>> START Data excerpts
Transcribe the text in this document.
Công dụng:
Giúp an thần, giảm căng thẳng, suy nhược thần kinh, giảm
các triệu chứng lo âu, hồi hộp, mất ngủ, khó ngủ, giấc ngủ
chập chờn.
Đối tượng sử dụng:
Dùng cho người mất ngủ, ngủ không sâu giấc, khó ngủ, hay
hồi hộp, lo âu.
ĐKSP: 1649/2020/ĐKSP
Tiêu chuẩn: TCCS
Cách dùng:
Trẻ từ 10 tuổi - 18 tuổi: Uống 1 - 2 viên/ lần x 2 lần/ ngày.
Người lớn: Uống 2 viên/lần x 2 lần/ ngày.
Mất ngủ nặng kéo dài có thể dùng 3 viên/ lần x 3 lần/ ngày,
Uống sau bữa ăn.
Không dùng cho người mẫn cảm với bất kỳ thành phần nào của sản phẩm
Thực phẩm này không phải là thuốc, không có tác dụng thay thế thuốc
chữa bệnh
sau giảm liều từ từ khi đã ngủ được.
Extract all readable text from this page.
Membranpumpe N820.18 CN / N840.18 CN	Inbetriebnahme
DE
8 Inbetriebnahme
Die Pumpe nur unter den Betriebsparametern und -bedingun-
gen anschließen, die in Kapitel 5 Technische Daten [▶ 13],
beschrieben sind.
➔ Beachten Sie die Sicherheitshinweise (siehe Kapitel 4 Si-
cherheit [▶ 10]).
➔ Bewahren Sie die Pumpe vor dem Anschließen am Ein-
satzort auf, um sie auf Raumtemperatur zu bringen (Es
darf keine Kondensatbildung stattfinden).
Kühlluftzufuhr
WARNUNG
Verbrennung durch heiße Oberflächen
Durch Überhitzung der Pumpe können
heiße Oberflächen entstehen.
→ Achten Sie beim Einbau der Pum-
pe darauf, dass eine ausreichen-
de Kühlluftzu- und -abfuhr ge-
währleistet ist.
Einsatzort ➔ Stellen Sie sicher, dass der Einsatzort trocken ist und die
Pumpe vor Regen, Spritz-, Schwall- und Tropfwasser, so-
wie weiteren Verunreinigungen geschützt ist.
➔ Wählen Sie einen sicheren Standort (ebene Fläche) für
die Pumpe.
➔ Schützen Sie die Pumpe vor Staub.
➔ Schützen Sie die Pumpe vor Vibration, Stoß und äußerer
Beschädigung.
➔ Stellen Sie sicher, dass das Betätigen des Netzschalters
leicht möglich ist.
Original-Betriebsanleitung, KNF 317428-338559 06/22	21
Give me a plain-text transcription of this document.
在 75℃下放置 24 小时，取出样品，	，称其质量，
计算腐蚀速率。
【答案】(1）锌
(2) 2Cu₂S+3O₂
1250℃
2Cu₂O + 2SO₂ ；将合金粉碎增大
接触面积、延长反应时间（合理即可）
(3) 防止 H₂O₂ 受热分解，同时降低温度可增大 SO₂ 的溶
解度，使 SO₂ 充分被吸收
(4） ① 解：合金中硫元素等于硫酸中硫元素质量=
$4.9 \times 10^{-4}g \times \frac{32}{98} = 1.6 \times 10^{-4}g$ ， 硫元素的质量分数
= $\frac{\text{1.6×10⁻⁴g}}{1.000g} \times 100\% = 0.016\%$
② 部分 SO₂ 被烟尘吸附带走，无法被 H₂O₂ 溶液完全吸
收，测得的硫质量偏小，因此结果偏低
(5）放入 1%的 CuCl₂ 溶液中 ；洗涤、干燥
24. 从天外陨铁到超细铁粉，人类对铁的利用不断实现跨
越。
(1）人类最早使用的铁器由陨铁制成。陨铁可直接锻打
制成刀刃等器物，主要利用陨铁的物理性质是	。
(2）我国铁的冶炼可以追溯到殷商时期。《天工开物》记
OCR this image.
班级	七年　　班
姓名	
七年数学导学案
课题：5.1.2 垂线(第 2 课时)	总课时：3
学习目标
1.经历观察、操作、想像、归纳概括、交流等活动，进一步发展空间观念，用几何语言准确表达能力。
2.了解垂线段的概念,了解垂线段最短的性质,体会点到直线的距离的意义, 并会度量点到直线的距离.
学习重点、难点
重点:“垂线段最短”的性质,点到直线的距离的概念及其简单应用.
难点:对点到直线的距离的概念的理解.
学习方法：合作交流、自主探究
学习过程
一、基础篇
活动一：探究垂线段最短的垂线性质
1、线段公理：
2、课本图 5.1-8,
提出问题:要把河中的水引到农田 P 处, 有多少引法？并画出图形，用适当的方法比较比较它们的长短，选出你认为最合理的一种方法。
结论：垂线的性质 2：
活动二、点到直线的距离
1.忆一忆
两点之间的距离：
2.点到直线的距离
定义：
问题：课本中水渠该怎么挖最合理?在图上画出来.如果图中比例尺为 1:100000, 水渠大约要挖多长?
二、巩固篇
>> END Data excerpts
* Requirement *
Give back each line above precisely as it stands.

* Exercise response *
Transcribe the text in this document.
Công dụng:
Giúp an thần, giảm căng thẳng, suy nhược thần kinh, giảm
các triệu chứng lo âu, hồi hộp, mất ngủ, khó ngủ, giấc ngủ
chập chờn.
Đối tượng sử dụng:
Dùng cho người mất ngủ, ngủ không sâu giấc, khó ngủ, hay
hồi hộp, lo âu.
ĐKSP: 1649/2020/ĐKSP
Tiêu chuẩn: TCCS
Cách dùng:
Trẻ từ 10 tuổi - 18 tuổi: Uống 1 - 2 viên/ lần x 2 lần/ ngày.
Người lớn: Uống 2 viên/lần x 2 lần/ ngày.
Mất ngủ nặng kéo dài có thể dùng 3 viên/ lần x 3 lần/ ngày,
Uống sau bữa ăn.
Không dùng cho người mẫn cảm với bất kỳ thành phần nào của sản phẩm
Thực phẩm này không phải là thuốc, không có tác dụng thay thế thuốc
chữa bệnh
sau giảm liều từ từ khi đã ngủ được.
Extract all readable text from this page.
Membranpumpe N820.18 CN / N840.18 CN	Inbetriebnahme
DE
8 Inbetriebnahme
Die Pumpe nur unter den Betriebsparametern und -bedingun-
gen anschließen, die in Kapitel 5 Technische Daten [▶ 13],
beschrieben sind.
➔ Beachten Sie die Sicherheitshinweise (siehe Kapitel 4 Si-
cherheit [▶ 10]).
➔ Bewahren Sie die Pumpe vor dem Anschließen am Ein-
satzort auf, um sie auf Raumtemperatur zu bringen (Es
darf keine Kondensatbildung stattfinden).
Kühlluftzufuhr
WARNUNG
Verbrennung durch heiße Oberflächen
Durch Überhitzung der Pumpe können
heiße Oberflächen entstehen.
→ Achten Sie beim Einbau der Pum-
pe darauf, dass eine ausreichen-
de Kühlluftzu- und -abfuhr ge-
währleistet ist.
Einsatzort ➔ Stellen Sie sicher, dass der Einsatzort trocken ist und die
Pumpe vor Regen, Spritz-, Schwall- und Tropfwasser, so-
wie weiteren Verunreinigungen geschützt ist.
➔ Wählen Sie einen sicheren Standort (ebene Fläche) für
die Pumpe.
➔ Schützen Sie die Pumpe vor Staub.
➔ Schützen Sie die Pumpe vor Vibration, Stoß und äußerer
Beschädigung.
➔ Stellen Sie sicher, dass das Betätigen des Netzschalters
leicht möglich ist.
Original-Betriebsanleitung, KNF 317428-338559 06/22	21
Give me a plain-text transcription of this document.
在 75℃下放置 24 小时，取出样品，	，称其质量，
计算腐蚀速率。
【答案】(1）锌
(2) 2Cu₂S+3O₂
1250℃
2Cu₂O + 2SO₂ ；将合金粉碎增大
接触面积、延长反应时间（合理即可）
(3) 防止 H₂O₂ 受热分解，同时降低温度可增大 SO₂ 的溶
解度，使 SO₂ 充分被吸收
(4） ① 解：合金中硫元素等于硫酸中硫元素质量=
$4.9 \times 10^{-4}g \times \frac{32}{98} = 1.6 \times 10^{-4}g$ ， 硫元素的质量分数
= $\frac{\text{1.6×10⁻⁴g}}{1.000g} \times 100\% = 0.016\%$
② 部分 SO₂ 被烟尘吸附带走，无法被 H₂O₂ 溶液完全吸
收，测得的硫质量偏小，因此结果偏低
(5）放入 1%的 CuCl₂ 溶液中 ；洗涤、干燥
24. 从天外陨铁到超细铁粉，人类对铁的利用不断实现跨
越。
(1）人类最早使用的铁器由陨铁制成。陨铁可直接锻打
制成刀刃等器物，主要利用陨铁的物理性质是	。
(2）我国铁的冶炼可以追溯到殷商时期。《天工开物》记
OCR this image.
班级	七年　　班
姓名	
七年数学导学案
课题：5.1.2 垂线(第 2 课时)	总课时：3
学习目标
1.经历观察、操作、想像、归纳概括、交流等活动，进一步发展空间观念，用几何语言准确表达能力。
2.了解垂线段的概念,了解垂线段最短的性质,体会点到直线的距离的意义, 并会度量点到直线的距离.
学习重点、难点
重点:“垂线段最短”的性质,点到直线的距离的概念及其简单应用.
难点:对点到直线的距离的概念的理解.
学习方法：合作交流、自主探究
学习过程
一、基础篇
活动一：探究垂线段最短的垂线性质
1、线段公理：
2、课本图 5.1-8,
提出问题:要把河中的水引到农田 P 处, 有多少引法？并画出图形，用适当的方法比较比较它们的长短，选出你认为最合理的一种方法。
结论：垂线的性质 2：
活动二、点到直线的距离
1.忆一忆
两点之间的距离：
2.点到直线的距离
定义：
问题：课本中水渠该怎么挖最合理?在图上画出来.如果图中比例尺为 1:100000, 水渠大约要挖多长?
二、巩固篇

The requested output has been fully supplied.